▶ **The request**: The records below must be copied in full; omit the images.
= = = = = = =
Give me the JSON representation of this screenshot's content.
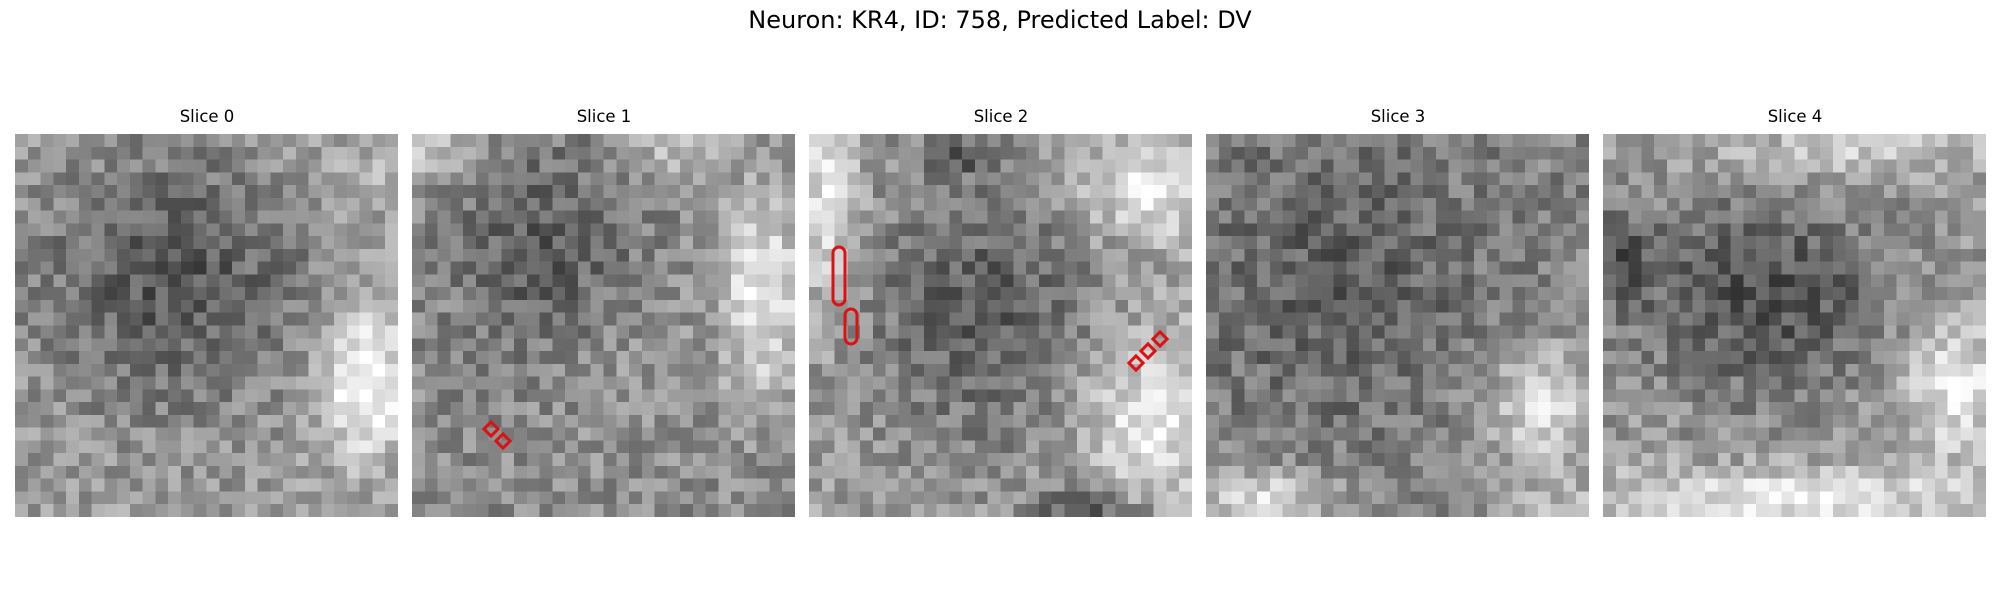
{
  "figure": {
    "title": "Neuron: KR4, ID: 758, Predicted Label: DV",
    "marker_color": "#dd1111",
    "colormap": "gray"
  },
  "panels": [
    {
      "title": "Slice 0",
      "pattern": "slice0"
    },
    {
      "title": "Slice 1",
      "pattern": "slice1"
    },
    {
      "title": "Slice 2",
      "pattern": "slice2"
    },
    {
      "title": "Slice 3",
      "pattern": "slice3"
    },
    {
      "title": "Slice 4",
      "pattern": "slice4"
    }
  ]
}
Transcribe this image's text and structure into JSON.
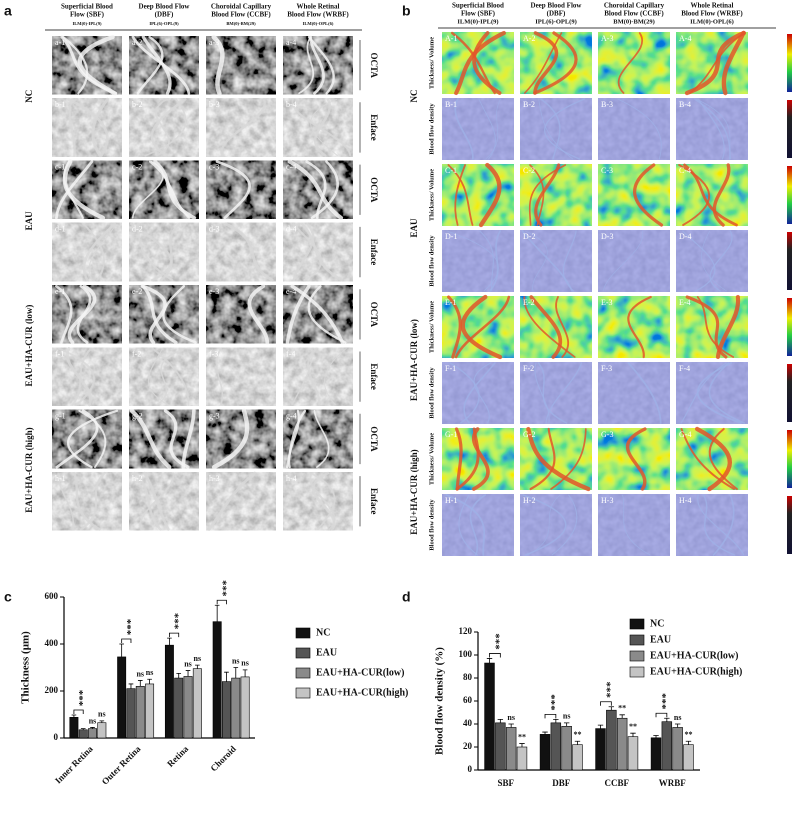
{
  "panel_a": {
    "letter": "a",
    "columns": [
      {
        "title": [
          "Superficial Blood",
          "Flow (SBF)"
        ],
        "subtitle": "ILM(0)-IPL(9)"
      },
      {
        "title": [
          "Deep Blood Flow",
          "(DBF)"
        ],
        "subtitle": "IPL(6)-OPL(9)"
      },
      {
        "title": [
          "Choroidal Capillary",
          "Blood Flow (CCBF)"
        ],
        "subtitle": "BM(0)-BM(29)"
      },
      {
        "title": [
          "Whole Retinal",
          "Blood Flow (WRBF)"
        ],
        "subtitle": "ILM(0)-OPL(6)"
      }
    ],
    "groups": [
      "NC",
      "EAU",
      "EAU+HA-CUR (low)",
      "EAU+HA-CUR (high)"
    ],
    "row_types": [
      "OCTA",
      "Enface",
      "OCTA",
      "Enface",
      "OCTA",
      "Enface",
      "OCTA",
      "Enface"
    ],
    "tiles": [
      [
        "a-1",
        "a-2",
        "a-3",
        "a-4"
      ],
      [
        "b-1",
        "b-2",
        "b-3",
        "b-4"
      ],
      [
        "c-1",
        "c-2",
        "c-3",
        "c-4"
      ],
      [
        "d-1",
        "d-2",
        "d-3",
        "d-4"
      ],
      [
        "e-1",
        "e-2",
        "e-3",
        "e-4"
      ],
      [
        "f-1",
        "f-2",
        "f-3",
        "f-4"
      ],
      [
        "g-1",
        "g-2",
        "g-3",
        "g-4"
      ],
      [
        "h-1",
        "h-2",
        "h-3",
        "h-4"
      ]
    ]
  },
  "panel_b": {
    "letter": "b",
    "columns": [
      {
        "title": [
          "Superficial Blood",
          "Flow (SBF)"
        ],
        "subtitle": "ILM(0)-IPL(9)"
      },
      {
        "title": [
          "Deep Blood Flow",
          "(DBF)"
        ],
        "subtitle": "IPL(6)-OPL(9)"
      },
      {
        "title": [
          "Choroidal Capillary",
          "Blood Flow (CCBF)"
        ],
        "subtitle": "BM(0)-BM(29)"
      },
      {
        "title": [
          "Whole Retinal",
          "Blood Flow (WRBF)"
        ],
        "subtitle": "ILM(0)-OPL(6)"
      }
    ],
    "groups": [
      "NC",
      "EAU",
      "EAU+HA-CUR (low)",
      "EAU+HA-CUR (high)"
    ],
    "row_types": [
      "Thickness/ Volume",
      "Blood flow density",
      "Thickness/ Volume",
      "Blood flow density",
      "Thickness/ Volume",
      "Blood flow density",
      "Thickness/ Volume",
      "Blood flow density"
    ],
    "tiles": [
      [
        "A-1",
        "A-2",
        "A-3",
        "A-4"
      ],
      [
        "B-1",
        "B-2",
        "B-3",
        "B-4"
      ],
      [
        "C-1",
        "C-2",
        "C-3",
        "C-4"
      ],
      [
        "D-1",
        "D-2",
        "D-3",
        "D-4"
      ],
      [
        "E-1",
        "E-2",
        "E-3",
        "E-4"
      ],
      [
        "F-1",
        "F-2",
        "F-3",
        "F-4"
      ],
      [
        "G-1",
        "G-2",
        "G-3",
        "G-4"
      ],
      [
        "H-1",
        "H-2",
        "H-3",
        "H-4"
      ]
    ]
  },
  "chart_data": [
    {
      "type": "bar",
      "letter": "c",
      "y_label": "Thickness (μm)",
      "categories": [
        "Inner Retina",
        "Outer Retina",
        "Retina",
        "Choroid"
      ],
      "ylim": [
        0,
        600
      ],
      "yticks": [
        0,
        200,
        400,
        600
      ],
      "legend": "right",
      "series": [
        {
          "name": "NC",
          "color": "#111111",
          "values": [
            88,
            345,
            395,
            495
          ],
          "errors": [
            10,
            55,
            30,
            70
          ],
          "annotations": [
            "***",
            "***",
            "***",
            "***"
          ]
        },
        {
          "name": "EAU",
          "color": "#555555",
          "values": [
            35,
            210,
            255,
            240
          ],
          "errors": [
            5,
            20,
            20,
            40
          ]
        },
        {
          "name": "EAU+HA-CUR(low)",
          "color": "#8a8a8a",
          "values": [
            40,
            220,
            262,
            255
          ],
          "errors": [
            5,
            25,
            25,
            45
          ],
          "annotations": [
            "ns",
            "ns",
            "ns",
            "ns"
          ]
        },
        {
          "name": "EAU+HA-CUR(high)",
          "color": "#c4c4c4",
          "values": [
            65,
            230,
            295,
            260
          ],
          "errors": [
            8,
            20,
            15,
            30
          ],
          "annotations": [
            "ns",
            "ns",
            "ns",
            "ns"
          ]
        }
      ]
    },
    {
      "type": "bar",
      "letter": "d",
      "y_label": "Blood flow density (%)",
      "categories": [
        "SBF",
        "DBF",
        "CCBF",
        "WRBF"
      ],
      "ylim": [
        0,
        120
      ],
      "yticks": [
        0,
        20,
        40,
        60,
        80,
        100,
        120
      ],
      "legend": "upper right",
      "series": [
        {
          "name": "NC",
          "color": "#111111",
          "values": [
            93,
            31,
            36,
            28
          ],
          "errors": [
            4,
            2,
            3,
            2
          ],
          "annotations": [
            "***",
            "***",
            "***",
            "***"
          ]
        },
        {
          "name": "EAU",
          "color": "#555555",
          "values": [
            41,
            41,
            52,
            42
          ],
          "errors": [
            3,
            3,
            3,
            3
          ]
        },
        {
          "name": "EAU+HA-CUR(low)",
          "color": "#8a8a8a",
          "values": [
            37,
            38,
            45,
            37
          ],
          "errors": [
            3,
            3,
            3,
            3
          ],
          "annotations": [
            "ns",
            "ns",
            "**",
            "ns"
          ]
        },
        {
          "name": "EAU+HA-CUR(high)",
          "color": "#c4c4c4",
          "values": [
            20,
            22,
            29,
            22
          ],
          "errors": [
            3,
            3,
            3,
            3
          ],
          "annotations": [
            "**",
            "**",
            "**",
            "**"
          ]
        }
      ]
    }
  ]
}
= = = = = = =
▶ **Reply to the exercise**:
Give me the JSON representation of this screenshot's content.
{
  "figure": {
    "title": "Neuron: KR4, ID: 758, Predicted Label: DV",
    "marker_color": "#dd1111",
    "colormap": "gray"
  },
  "panels": [
    {
      "title": "Slice 0",
      "pattern": "slice0"
    },
    {
      "title": "Slice 1",
      "pattern": "slice1"
    },
    {
      "title": "Slice 2",
      "pattern": "slice2"
    },
    {
      "title": "Slice 3",
      "pattern": "slice3"
    },
    {
      "title": "Slice 4",
      "pattern": "slice4"
    }
  ]
}
Transcribe this image's text and structure into JSON.
{
  "panel_a": {
    "letter": "a",
    "columns": [
      {
        "title": [
          "Superficial Blood",
          "Flow (SBF)"
        ],
        "subtitle": "ILM(0)-IPL(9)"
      },
      {
        "title": [
          "Deep Blood Flow",
          "(DBF)"
        ],
        "subtitle": "IPL(6)-OPL(9)"
      },
      {
        "title": [
          "Choroidal Capillary",
          "Blood Flow (CCBF)"
        ],
        "subtitle": "BM(0)-BM(29)"
      },
      {
        "title": [
          "Whole Retinal",
          "Blood Flow (WRBF)"
        ],
        "subtitle": "ILM(0)-OPL(6)"
      }
    ],
    "groups": [
      "NC",
      "EAU",
      "EAU+HA-CUR (low)",
      "EAU+HA-CUR (high)"
    ],
    "row_types": [
      "OCTA",
      "Enface",
      "OCTA",
      "Enface",
      "OCTA",
      "Enface",
      "OCTA",
      "Enface"
    ],
    "tiles": [
      [
        "a-1",
        "a-2",
        "a-3",
        "a-4"
      ],
      [
        "b-1",
        "b-2",
        "b-3",
        "b-4"
      ],
      [
        "c-1",
        "c-2",
        "c-3",
        "c-4"
      ],
      [
        "d-1",
        "d-2",
        "d-3",
        "d-4"
      ],
      [
        "e-1",
        "e-2",
        "e-3",
        "e-4"
      ],
      [
        "f-1",
        "f-2",
        "f-3",
        "f-4"
      ],
      [
        "g-1",
        "g-2",
        "g-3",
        "g-4"
      ],
      [
        "h-1",
        "h-2",
        "h-3",
        "h-4"
      ]
    ]
  },
  "panel_b": {
    "letter": "b",
    "columns": [
      {
        "title": [
          "Superficial Blood",
          "Flow (SBF)"
        ],
        "subtitle": "ILM(0)-IPL(9)"
      },
      {
        "title": [
          "Deep Blood Flow",
          "(DBF)"
        ],
        "subtitle": "IPL(6)-OPL(9)"
      },
      {
        "title": [
          "Choroidal Capillary",
          "Blood Flow (CCBF)"
        ],
        "subtitle": "BM(0)-BM(29)"
      },
      {
        "title": [
          "Whole Retinal",
          "Blood Flow (WRBF)"
        ],
        "subtitle": "ILM(0)-OPL(6)"
      }
    ],
    "groups": [
      "NC",
      "EAU",
      "EAU+HA-CUR (low)",
      "EAU+HA-CUR (high)"
    ],
    "row_types": [
      "Thickness/ Volume",
      "Blood flow density",
      "Thickness/ Volume",
      "Blood flow density",
      "Thickness/ Volume",
      "Blood flow density",
      "Thickness/ Volume",
      "Blood flow density"
    ],
    "tiles": [
      [
        "A-1",
        "A-2",
        "A-3",
        "A-4"
      ],
      [
        "B-1",
        "B-2",
        "B-3",
        "B-4"
      ],
      [
        "C-1",
        "C-2",
        "C-3",
        "C-4"
      ],
      [
        "D-1",
        "D-2",
        "D-3",
        "D-4"
      ],
      [
        "E-1",
        "E-2",
        "E-3",
        "E-4"
      ],
      [
        "F-1",
        "F-2",
        "F-3",
        "F-4"
      ],
      [
        "G-1",
        "G-2",
        "G-3",
        "G-4"
      ],
      [
        "H-1",
        "H-2",
        "H-3",
        "H-4"
      ]
    ]
  },
  "chart_data": [
    {
      "type": "bar",
      "letter": "c",
      "y_label": "Thickness (μm)",
      "categories": [
        "Inner Retina",
        "Outer Retina",
        "Retina",
        "Choroid"
      ],
      "ylim": [
        0,
        600
      ],
      "yticks": [
        0,
        200,
        400,
        600
      ],
      "legend": "right",
      "series": [
        {
          "name": "NC",
          "color": "#111111",
          "values": [
            88,
            345,
            395,
            495
          ],
          "errors": [
            10,
            55,
            30,
            70
          ],
          "annotations": [
            "***",
            "***",
            "***",
            "***"
          ]
        },
        {
          "name": "EAU",
          "color": "#555555",
          "values": [
            35,
            210,
            255,
            240
          ],
          "errors": [
            5,
            20,
            20,
            40
          ]
        },
        {
          "name": "EAU+HA-CUR(low)",
          "color": "#8a8a8a",
          "values": [
            40,
            220,
            262,
            255
          ],
          "errors": [
            5,
            25,
            25,
            45
          ],
          "annotations": [
            "ns",
            "ns",
            "ns",
            "ns"
          ]
        },
        {
          "name": "EAU+HA-CUR(high)",
          "color": "#c4c4c4",
          "values": [
            65,
            230,
            295,
            260
          ],
          "errors": [
            8,
            20,
            15,
            30
          ],
          "annotations": [
            "ns",
            "ns",
            "ns",
            "ns"
          ]
        }
      ]
    },
    {
      "type": "bar",
      "letter": "d",
      "y_label": "Blood flow density (%)",
      "categories": [
        "SBF",
        "DBF",
        "CCBF",
        "WRBF"
      ],
      "ylim": [
        0,
        120
      ],
      "yticks": [
        0,
        20,
        40,
        60,
        80,
        100,
        120
      ],
      "legend": "upper right",
      "series": [
        {
          "name": "NC",
          "color": "#111111",
          "values": [
            93,
            31,
            36,
            28
          ],
          "errors": [
            4,
            2,
            3,
            2
          ],
          "annotations": [
            "***",
            "***",
            "***",
            "***"
          ]
        },
        {
          "name": "EAU",
          "color": "#555555",
          "values": [
            41,
            41,
            52,
            42
          ],
          "errors": [
            3,
            3,
            3,
            3
          ]
        },
        {
          "name": "EAU+HA-CUR(low)",
          "color": "#8a8a8a",
          "values": [
            37,
            38,
            45,
            37
          ],
          "errors": [
            3,
            3,
            3,
            3
          ],
          "annotations": [
            "ns",
            "ns",
            "**",
            "ns"
          ]
        },
        {
          "name": "EAU+HA-CUR(high)",
          "color": "#c4c4c4",
          "values": [
            20,
            22,
            29,
            22
          ],
          "errors": [
            3,
            3,
            3,
            3
          ],
          "annotations": [
            "**",
            "**",
            "**",
            "**"
          ]
        }
      ]
    }
  ]
}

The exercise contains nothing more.